"""

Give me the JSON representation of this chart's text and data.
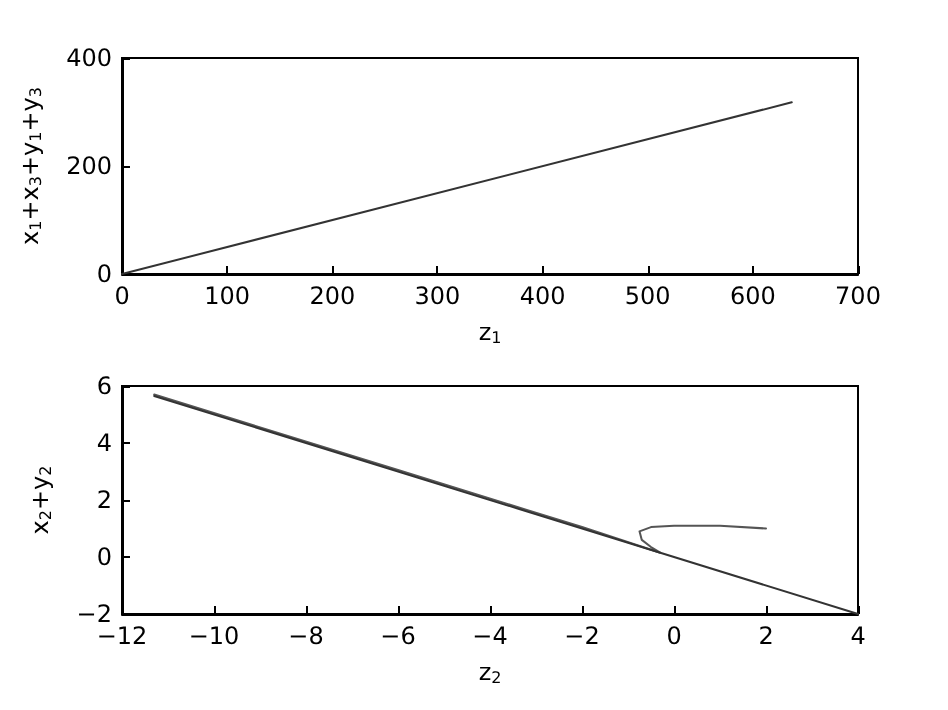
{
  "chart_data": [
    {
      "type": "line",
      "xlabel": "z$_{1}$",
      "ylabel": "x$_{1}$+x$_{3}$+y$_{1}$+y$_{3}$",
      "xlim": [
        0,
        700
      ],
      "xticks": [
        0,
        100,
        200,
        300,
        400,
        500,
        600,
        700
      ],
      "ylim": [
        0,
        400
      ],
      "yticks": [
        0,
        200,
        400
      ],
      "grid": false,
      "marker": "none",
      "line_style": "solid",
      "series": [
        {
          "color": "#333333",
          "x": [
            0,
            637
          ],
          "values": [
            0,
            318
          ]
        }
      ]
    },
    {
      "type": "line",
      "xlabel": "z$_{2}$",
      "ylabel": "x$_{2}$+y$_{2}$",
      "xlim": [
        -12,
        4
      ],
      "xticks": [
        -12,
        -10,
        -8,
        -6,
        -4,
        -2,
        0,
        2,
        4
      ],
      "ylim": [
        -2,
        6
      ],
      "yticks": [
        -2,
        0,
        2,
        4,
        6
      ],
      "grid": false,
      "marker": "none",
      "line_style": "solid",
      "series": [
        {
          "color": "#555555",
          "x": [
            2,
            1,
            0,
            -0.5,
            -0.75,
            -0.7,
            -0.5,
            -0.3,
            -2,
            -6,
            -11.3
          ],
          "values": [
            1,
            1.1,
            1.1,
            1.05,
            0.9,
            0.6,
            0.35,
            0.15,
            1.05,
            3.05,
            5.7
          ]
        },
        {
          "color": "#333333",
          "x": [
            -11.3,
            4
          ],
          "values": [
            5.65,
            -2
          ]
        }
      ]
    }
  ]
}
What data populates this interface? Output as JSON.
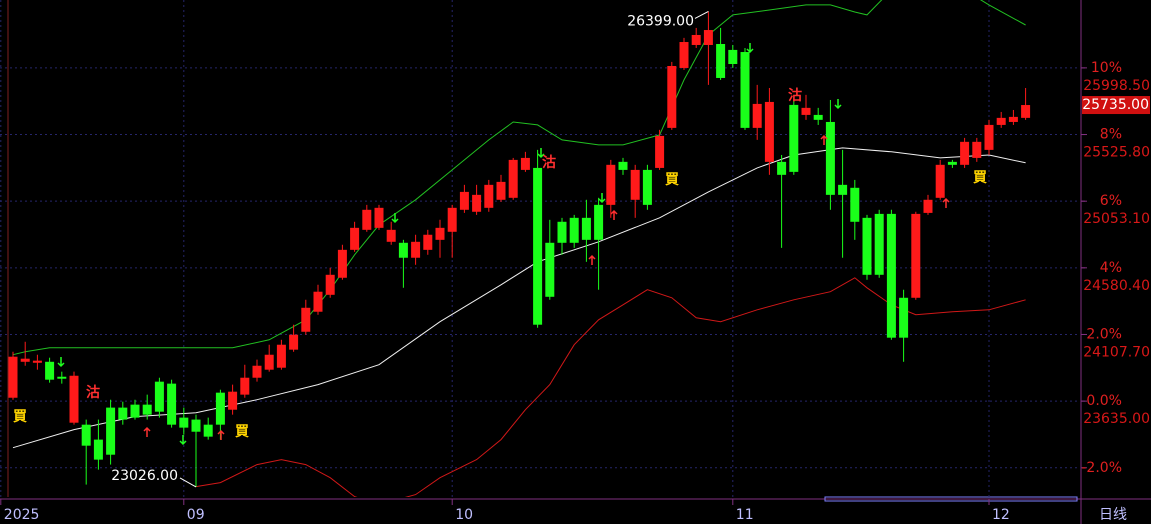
{
  "chart_data": {
    "type": "candlestick",
    "categories": [
      null,
      null,
      null,
      null,
      null,
      null,
      null,
      null,
      null,
      null,
      null,
      null,
      null,
      null,
      null,
      null,
      null,
      null,
      null,
      null,
      null,
      null,
      null,
      null,
      null,
      null,
      null,
      null,
      null,
      null,
      null,
      null,
      null,
      null,
      null,
      null,
      null,
      null,
      null,
      null,
      null,
      null,
      null,
      null,
      null,
      null,
      null,
      null,
      null,
      null,
      null,
      null,
      null,
      null,
      null,
      null,
      null,
      null,
      null,
      null,
      null,
      null,
      null,
      null,
      null,
      null,
      null,
      null,
      null,
      null,
      null,
      null,
      null,
      null,
      null,
      null,
      null,
      null,
      null,
      null,
      null,
      null,
      null,
      null
    ],
    "open": [
      23659,
      23914,
      23907,
      23914,
      23808,
      23482,
      23468,
      23362,
      23589,
      23589,
      23610,
      23610,
      23773,
      23759,
      23518,
      23504,
      23468,
      23695,
      23574,
      23681,
      23801,
      23858,
      23872,
      24000,
      24127,
      24269,
      24389,
      24510,
      24708,
      24850,
      24864,
      24765,
      24758,
      24652,
      24708,
      24779,
      24836,
      24992,
      24978,
      25006,
      25063,
      25077,
      25275,
      25289,
      24758,
      24907,
      24935,
      24935,
      25027,
      25027,
      25332,
      25063,
      25275,
      25289,
      25573,
      25998,
      26161,
      26161,
      26168,
      26126,
      26111,
      25573,
      25332,
      25332,
      25736,
      25665,
      25665,
      25615,
      25169,
      25148,
      24935,
      24963,
      24963,
      24368,
      24368,
      24970,
      25077,
      25332,
      25311,
      25360,
      25417,
      25594,
      25615,
      25644
    ],
    "high": [
      23985,
      24056,
      23964,
      23943,
      23844,
      23844,
      23504,
      23504,
      23645,
      23631,
      23645,
      23681,
      23801,
      23787,
      23589,
      23539,
      23518,
      23716,
      23752,
      23893,
      23929,
      24035,
      24070,
      24177,
      24354,
      24460,
      24581,
      24744,
      24907,
      25027,
      25027,
      24907,
      24779,
      24815,
      24850,
      24921,
      25027,
      25169,
      25169,
      25204,
      25240,
      25360,
      25403,
      25417,
      24921,
      24935,
      24956,
      25063,
      25077,
      25346,
      25360,
      25311,
      25311,
      25559,
      26041,
      26211,
      26282,
      26399,
      26282,
      26161,
      26140,
      25878,
      25856,
      25381,
      25771,
      25807,
      25715,
      25771,
      25417,
      25204,
      24956,
      24992,
      24992,
      24425,
      24978,
      25098,
      25346,
      25346,
      25502,
      25502,
      25630,
      25686,
      25700,
      25856
    ],
    "low": [
      23645,
      23886,
      23858,
      23766,
      23759,
      23468,
      23043,
      23149,
      23185,
      23468,
      23504,
      23504,
      23518,
      23447,
      23397,
      23026,
      23362,
      23362,
      23539,
      23659,
      23773,
      23844,
      23858,
      23985,
      24106,
      24248,
      24368,
      24496,
      24694,
      24836,
      24850,
      24744,
      24439,
      24602,
      24673,
      24652,
      24652,
      24970,
      24956,
      24978,
      25048,
      25063,
      25261,
      24155,
      24354,
      24673,
      24722,
      24623,
      24425,
      24935,
      25240,
      24935,
      24992,
      25275,
      25559,
      25984,
      26140,
      25878,
      25913,
      25998,
      25559,
      25488,
      25240,
      24722,
      25240,
      25630,
      25594,
      24992,
      24652,
      24779,
      24496,
      24510,
      24070,
      23914,
      24354,
      24956,
      25063,
      25289,
      25289,
      25332,
      25381,
      25573,
      25594,
      25630
    ],
    "close": [
      23950,
      23936,
      23922,
      23787,
      23794,
      23815,
      23319,
      23220,
      23255,
      23504,
      23518,
      23539,
      23560,
      23468,
      23447,
      23418,
      23383,
      23468,
      23702,
      23801,
      23886,
      23964,
      24035,
      24106,
      24297,
      24411,
      24531,
      24708,
      24864,
      24992,
      25006,
      24850,
      24652,
      24765,
      24815,
      24864,
      25006,
      25119,
      25098,
      25169,
      25190,
      25346,
      25360,
      24177,
      24375,
      24758,
      24758,
      24779,
      24779,
      25311,
      25275,
      25275,
      25027,
      25516,
      26012,
      26182,
      26232,
      26267,
      25927,
      26026,
      25573,
      25743,
      25757,
      25240,
      25261,
      25715,
      25630,
      25098,
      25098,
      24907,
      24531,
      24531,
      24085,
      24085,
      24963,
      25063,
      25311,
      25311,
      25474,
      25474,
      25594,
      25644,
      25651,
      25735
    ],
    "up_color": "#ff1a1a",
    "down_color": "#1aff1a",
    "bands": [
      {
        "color": "#f0f0f0",
        "x": [
          0,
          5,
          10,
          15,
          20,
          25,
          30,
          35,
          40,
          43,
          48,
          53,
          57,
          61,
          64,
          68,
          72,
          76,
          80,
          83
        ],
        "values": [
          23305,
          23433,
          23525,
          23553,
          23645,
          23752,
          23893,
          24198,
          24460,
          24623,
          24765,
          24935,
          25119,
          25289,
          25381,
          25431,
          25403,
          25360,
          25381,
          25325
        ]
      },
      {
        "color": "#22c022",
        "x": [
          0,
          1,
          3,
          8,
          12,
          18,
          21,
          24,
          26,
          28,
          30,
          33,
          36,
          39,
          41,
          43,
          45,
          48,
          50,
          53,
          55,
          57,
          59,
          62,
          65,
          67,
          69,
          70,
          72,
          78,
          80,
          83
        ],
        "values": [
          23964,
          23985,
          24014,
          24014,
          24014,
          24014,
          24070,
          24212,
          24425,
          24673,
          24885,
          25063,
          25275,
          25488,
          25615,
          25594,
          25488,
          25452,
          25452,
          25523,
          25913,
          26232,
          26374,
          26409,
          26445,
          26445,
          26395,
          26374,
          26551,
          26551,
          26445,
          26303
        ]
      },
      {
        "color": "#d01818",
        "x": [
          15,
          17,
          20,
          22,
          24,
          26,
          28,
          30,
          33,
          35,
          38,
          40,
          42,
          44,
          46,
          48,
          50,
          52,
          54,
          56,
          58,
          61,
          64,
          67,
          69,
          70,
          72,
          74,
          77,
          80,
          83
        ],
        "values": [
          23029,
          23057,
          23185,
          23220,
          23185,
          23092,
          22958,
          22901,
          22972,
          23092,
          23220,
          23362,
          23574,
          23752,
          24035,
          24212,
          24318,
          24425,
          24368,
          24226,
          24198,
          24283,
          24354,
          24411,
          24510,
          24439,
          24318,
          24248,
          24269,
          24283,
          24354
        ]
      }
    ],
    "ylim": [
      22955,
      26480
    ],
    "yticks": [
      {
        "value": 25998.5,
        "label": "25998.50"
      },
      {
        "value": 25525.8,
        "label": "25525.80"
      },
      {
        "value": 25053.1,
        "label": "25053.10"
      },
      {
        "value": 24580.4,
        "label": "24580.40"
      },
      {
        "value": 24107.7,
        "label": "24107.70"
      },
      {
        "value": 23635,
        "label": "23635.00"
      }
    ],
    "y2lim": [
      -2.877,
      12.037
    ],
    "y2ticks": [
      {
        "value": 10,
        "label": "10%"
      },
      {
        "value": 8,
        "label": "8%"
      },
      {
        "value": 6,
        "label": "6%"
      },
      {
        "value": 4,
        "label": "4%"
      },
      {
        "value": 2,
        "label": "2.0%"
      },
      {
        "value": 0,
        "label": "0.0%"
      },
      {
        "value": -2,
        "label": "-2.0%"
      }
    ],
    "xlim": [
      -1,
      87
    ],
    "xticks": [
      {
        "value": -1,
        "label": "2025"
      },
      {
        "value": 14,
        "label": "09"
      },
      {
        "value": 36,
        "label": "10"
      },
      {
        "value": 59,
        "label": "11"
      },
      {
        "value": 80,
        "label": "12"
      }
    ],
    "high_label": {
      "value": 26399,
      "label": "26399.00"
    },
    "low_label": {
      "value": 23026,
      "label": "23026.00"
    },
    "last_price": {
      "value": 25735,
      "label": "25735.00"
    },
    "annotations": [
      "買",
      "沽",
      "買",
      "沽",
      "買",
      "沽",
      "買"
    ],
    "period": "日线",
    "grid": true
  }
}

"""

**Job**
Respond with the number of lines containing "this" and no additional words.

**Exercise response**
2